===== EXTRACTED INFORMATION =====
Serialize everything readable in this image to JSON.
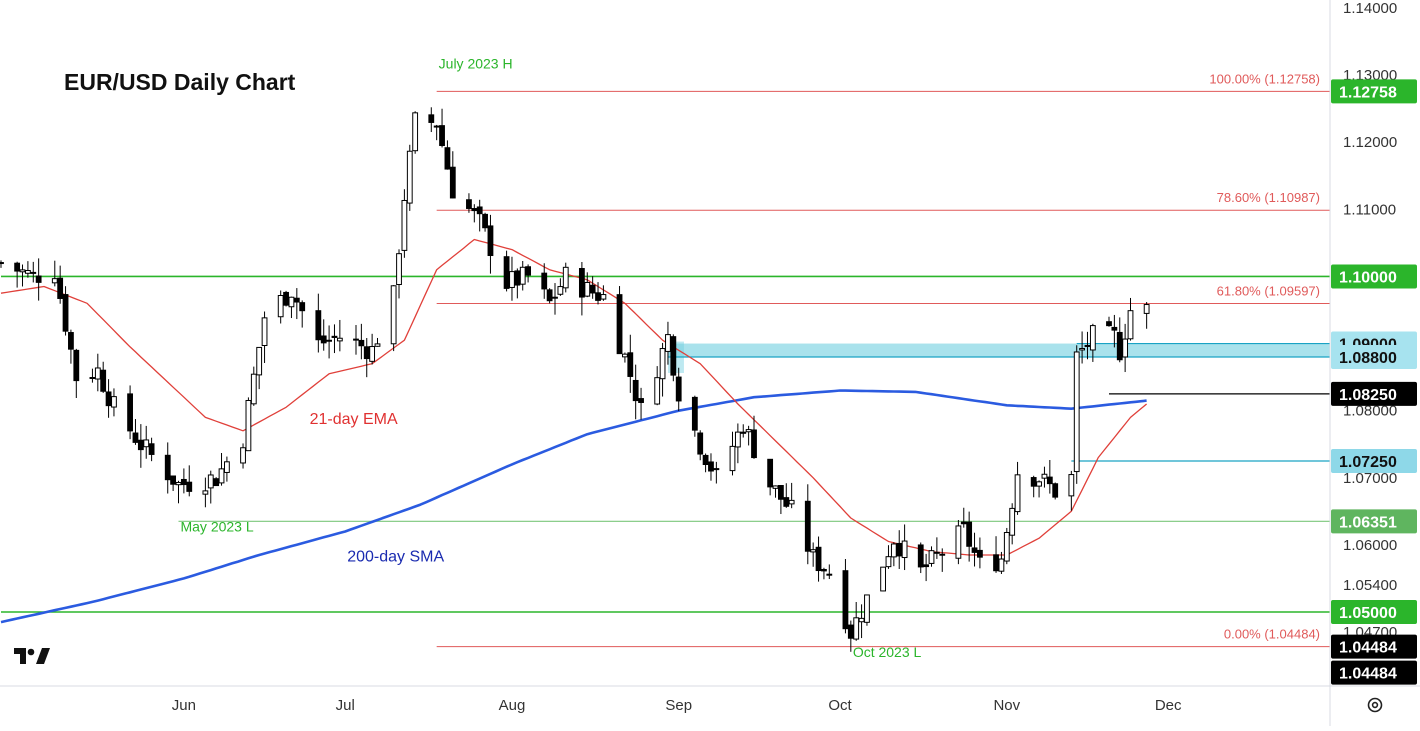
{
  "chart_data": {
    "type": "candlestick",
    "title": "EUR/USD Daily Chart",
    "xlabel": "",
    "ylabel": "",
    "ylim": [
      1.0425,
      1.14
    ],
    "y_ticks": [
      "1.14000",
      "1.13000",
      "1.12000",
      "1.11000",
      "1.10000",
      "1.09000",
      "1.08000",
      "1.07000",
      "1.06000",
      "1.05400",
      "1.04700"
    ],
    "x_ticks": [
      {
        "label": "Jun",
        "date": "2023-06-01"
      },
      {
        "label": "Jul",
        "date": "2023-07-01"
      },
      {
        "label": "Aug",
        "date": "2023-08-01"
      },
      {
        "label": "Sep",
        "date": "2023-09-01"
      },
      {
        "label": "Oct",
        "date": "2023-10-01"
      },
      {
        "label": "Nov",
        "date": "2023-11-01"
      },
      {
        "label": "Dec",
        "date": "2023-12-01"
      }
    ],
    "x_range": [
      "2023-04-28",
      "2023-12-27"
    ],
    "grid": false,
    "close_path": [
      [
        "2023-04-28",
        1.102
      ],
      [
        "2023-05-04",
        1.1
      ],
      [
        "2023-05-08",
        1.101
      ],
      [
        "2023-05-12",
        1.085
      ],
      [
        "2023-05-16",
        1.086
      ],
      [
        "2023-05-19",
        1.0805
      ],
      [
        "2023-05-24",
        1.075
      ],
      [
        "2023-05-31",
        1.069
      ],
      [
        "2023-06-07",
        1.07
      ],
      [
        "2023-06-12",
        1.076
      ],
      [
        "2023-06-16",
        1.094
      ],
      [
        "2023-06-21",
        1.098
      ],
      [
        "2023-06-26",
        1.09
      ],
      [
        "2023-06-30",
        1.091
      ],
      [
        "2023-07-06",
        1.089
      ],
      [
        "2023-07-10",
        1.097
      ],
      [
        "2023-07-12",
        1.112
      ],
      [
        "2023-07-14",
        1.123
      ],
      [
        "2023-07-18",
        1.123
      ],
      [
        "2023-07-21",
        1.113
      ],
      [
        "2023-07-26",
        1.108
      ],
      [
        "2023-07-31",
        1.099
      ],
      [
        "2023-08-04",
        1.1
      ],
      [
        "2023-08-08",
        1.096
      ],
      [
        "2023-08-11",
        1.1
      ],
      [
        "2023-08-15",
        1.098
      ],
      [
        "2023-08-18",
        1.097
      ],
      [
        "2023-08-22",
        1.088
      ],
      [
        "2023-08-25",
        1.08
      ],
      [
        "2023-08-30",
        1.091
      ],
      [
        "2023-09-01",
        1.083
      ],
      [
        "2023-09-05",
        1.075
      ],
      [
        "2023-09-08",
        1.07
      ],
      [
        "2023-09-13",
        1.078
      ],
      [
        "2023-09-18",
        1.069
      ],
      [
        "2023-09-22",
        1.065
      ],
      [
        "2023-09-26",
        1.058
      ],
      [
        "2023-09-29",
        1.056
      ],
      [
        "2023-10-03",
        1.047
      ],
      [
        "2023-10-06",
        1.052
      ],
      [
        "2023-10-11",
        1.061
      ],
      [
        "2023-10-16",
        1.056
      ],
      [
        "2023-10-20",
        1.059
      ],
      [
        "2023-10-24",
        1.062
      ],
      [
        "2023-10-27",
        1.057
      ],
      [
        "2023-10-31",
        1.058
      ],
      [
        "2023-11-03",
        1.071
      ],
      [
        "2023-11-07",
        1.07
      ],
      [
        "2023-11-10",
        1.068
      ],
      [
        "2023-11-13",
        1.07
      ],
      [
        "2023-11-14",
        1.088
      ],
      [
        "2023-11-17",
        1.091
      ],
      [
        "2023-11-21",
        1.091
      ],
      [
        "2023-11-22",
        1.089
      ],
      [
        "2023-11-24",
        1.095
      ],
      [
        "2023-11-27",
        1.095
      ]
    ],
    "ema21": [
      [
        "2023-04-28",
        1.0975
      ],
      [
        "2023-05-06",
        1.0985
      ],
      [
        "2023-05-14",
        1.096
      ],
      [
        "2023-05-22",
        1.0895
      ],
      [
        "2023-05-30",
        1.0835
      ],
      [
        "2023-06-05",
        1.079
      ],
      [
        "2023-06-12",
        1.077
      ],
      [
        "2023-06-20",
        1.0805
      ],
      [
        "2023-06-28",
        1.0855
      ],
      [
        "2023-07-06",
        1.087
      ],
      [
        "2023-07-12",
        1.0905
      ],
      [
        "2023-07-18",
        1.101
      ],
      [
        "2023-07-25",
        1.1055
      ],
      [
        "2023-08-01",
        1.104
      ],
      [
        "2023-08-08",
        1.101
      ],
      [
        "2023-08-15",
        1.0995
      ],
      [
        "2023-08-22",
        1.096
      ],
      [
        "2023-08-29",
        1.0905
      ],
      [
        "2023-09-05",
        1.087
      ],
      [
        "2023-09-12",
        1.081
      ],
      [
        "2023-09-19",
        1.0755
      ],
      [
        "2023-09-26",
        1.07
      ],
      [
        "2023-10-03",
        1.064
      ],
      [
        "2023-10-10",
        1.0605
      ],
      [
        "2023-10-18",
        1.059
      ],
      [
        "2023-10-25",
        1.0585
      ],
      [
        "2023-11-01",
        1.0585
      ],
      [
        "2023-11-07",
        1.061
      ],
      [
        "2023-11-13",
        1.065
      ],
      [
        "2023-11-18",
        1.073
      ],
      [
        "2023-11-24",
        1.079
      ],
      [
        "2023-11-27",
        1.081
      ]
    ],
    "sma200": [
      [
        "2023-04-28",
        1.0485
      ],
      [
        "2023-05-15",
        1.0515
      ],
      [
        "2023-06-01",
        1.055
      ],
      [
        "2023-06-15",
        1.0585
      ],
      [
        "2023-07-01",
        1.062
      ],
      [
        "2023-07-15",
        1.066
      ],
      [
        "2023-08-01",
        1.072
      ],
      [
        "2023-08-15",
        1.0765
      ],
      [
        "2023-09-01",
        1.08
      ],
      [
        "2023-09-15",
        1.082
      ],
      [
        "2023-10-01",
        1.083
      ],
      [
        "2023-10-15",
        1.0828
      ],
      [
        "2023-11-01",
        1.0808
      ],
      [
        "2023-11-13",
        1.0803
      ],
      [
        "2023-11-27",
        1.0815
      ]
    ],
    "zone": {
      "from": "2023-08-30",
      "to": "2023-12-27",
      "low": 1.088,
      "high": 1.09,
      "color": "#6fcfe0"
    },
    "fib_levels": [
      {
        "label": "100.00% (1.12758)",
        "value": 1.12758,
        "from": "2023-07-18"
      },
      {
        "label": "78.60% (1.10987)",
        "value": 1.10987,
        "from": "2023-07-18"
      },
      {
        "label": "61.80% (1.09597)",
        "value": 1.09597,
        "from": "2023-07-18"
      },
      {
        "label": "0.00% (1.04484)",
        "value": 1.04484,
        "from": "2023-07-18"
      }
    ],
    "horizontal_lines": [
      {
        "value": 1.1,
        "color": "#2bb52b",
        "from": "2023-04-28"
      },
      {
        "value": 1.05,
        "color": "#2bb52b",
        "from": "2023-04-28"
      },
      {
        "value": 1.06351,
        "color": "#7cc77c",
        "from": "2023-05-31"
      },
      {
        "value": 1.0725,
        "color": "#1aa3c4",
        "from": "2023-11-13"
      },
      {
        "value": 1.0825,
        "color": "#000000",
        "from": "2023-11-20"
      },
      {
        "value": 1.09,
        "color": "#1aa3c4",
        "from": "2023-11-14"
      },
      {
        "value": 1.088,
        "color": "#1aa3c4",
        "from": "2023-08-30"
      }
    ],
    "price_labels": [
      {
        "text": "1.12758",
        "value": 1.12758,
        "bg": "#2bb52b",
        "fg": "#ffffff"
      },
      {
        "text": "1.10000",
        "value": 1.1,
        "bg": "#2bb52b",
        "fg": "#ffffff"
      },
      {
        "text": "1.09000",
        "value": 1.09,
        "bg": "#a7e3ef",
        "fg": "#111111"
      },
      {
        "text": "1.08800",
        "value": 1.088,
        "bg": "#a7e3ef",
        "fg": "#111111"
      },
      {
        "text": "1.08250",
        "value": 1.0825,
        "bg": "#000000",
        "fg": "#ffffff"
      },
      {
        "text": "1.07250",
        "value": 1.0725,
        "bg": "#8ed8e8",
        "fg": "#111111"
      },
      {
        "text": "1.06351",
        "value": 1.06351,
        "bg": "#5fb55f",
        "fg": "#ffffff"
      },
      {
        "text": "1.05000",
        "value": 1.05,
        "bg": "#2bb52b",
        "fg": "#ffffff"
      },
      {
        "text": "1.04484",
        "value": 1.04484,
        "bg": "#000000",
        "fg": "#ffffff"
      },
      {
        "text": "1.04484",
        "value": 1.04484,
        "bg": "#000000",
        "fg": "#ffffff",
        "below": true
      }
    ],
    "annotations": [
      {
        "text": "July 2023 H",
        "date": "2023-07-18",
        "value": 1.131,
        "color": "#2bb52b"
      },
      {
        "text": "May 2023 L",
        "date": "2023-05-31",
        "value": 1.062,
        "color": "#2bb52b"
      },
      {
        "text": "Oct 2023 L",
        "date": "2023-10-03",
        "value": 1.0433,
        "color": "#2bb52b"
      },
      {
        "text": "21-day EMA",
        "date": "2023-06-24",
        "value": 1.078,
        "color": "#e03131"
      },
      {
        "text": "200-day SMA",
        "date": "2023-07-01",
        "value": 1.0575,
        "color": "#1a2bb0"
      }
    ],
    "colors": {
      "ema": "#e0403a",
      "sma": "#2b5be0",
      "candle": "#000000",
      "fib": "#e05a5a"
    }
  }
}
=====
_WHAT THIS TASK INVOLVES_. Write out every line of the entries that holds the word "date".

_THE RESPONSE_.
        "date": "2023-06-01"
        "date": "2023-07-01"
        "date": "2023-08-01"
        "date": "2023-09-01"
        "date": "2023-10-01"
        "date": "2023-11-01"
        "date": "2023-12-01"
        "date": "2023-07-18",
        "date": "2023-05-31",
        "date": "2023-10-03",
        "date": "2023-06-24",
        "date": "2023-07-01",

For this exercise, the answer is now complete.